━━━━━ Rows ━━━━━
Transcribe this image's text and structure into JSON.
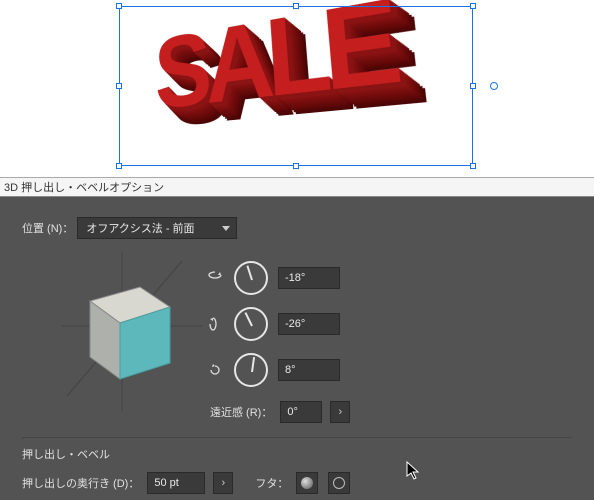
{
  "canvas": {
    "text": "SALE"
  },
  "panel": {
    "title": "3D 押し出し・ベベルオプション",
    "position": {
      "label": "位置 (N)：",
      "value": "オフアクシス法 - 前面"
    },
    "rotation": {
      "x": {
        "value": "-18°"
      },
      "y": {
        "value": "-26°"
      },
      "z": {
        "value": "8°"
      }
    },
    "perspective": {
      "label": "遠近感 (R)：",
      "value": "0°"
    },
    "section2": {
      "title": "押し出し・ベベル",
      "depth_label": "押し出しの奥行き (D)：",
      "depth_value": "50 pt",
      "cap_label": "フタ："
    }
  },
  "icons": {
    "rot_x": "↻",
    "rot_y": "↺",
    "rot_z": "⟳",
    "step_right": "›"
  }
}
━━━━━
What the task asks: Pictures in the records above are not copied; print everything else exactly.

Answer to the problem:
Transcribe this image's text and structure into JSON.
{
  "canvas": {
    "text": "SALE"
  },
  "panel": {
    "title": "3D 押し出し・ベベルオプション",
    "position": {
      "label": "位置 (N)：",
      "value": "オフアクシス法 - 前面"
    },
    "rotation": {
      "x": {
        "value": "-18°"
      },
      "y": {
        "value": "-26°"
      },
      "z": {
        "value": "8°"
      }
    },
    "perspective": {
      "label": "遠近感 (R)：",
      "value": "0°"
    },
    "section2": {
      "title": "押し出し・ベベル",
      "depth_label": "押し出しの奥行き (D)：",
      "depth_value": "50 pt",
      "cap_label": "フタ："
    }
  },
  "icons": {
    "rot_x": "↻",
    "rot_y": "↺",
    "rot_z": "⟳",
    "step_right": "›"
  }
}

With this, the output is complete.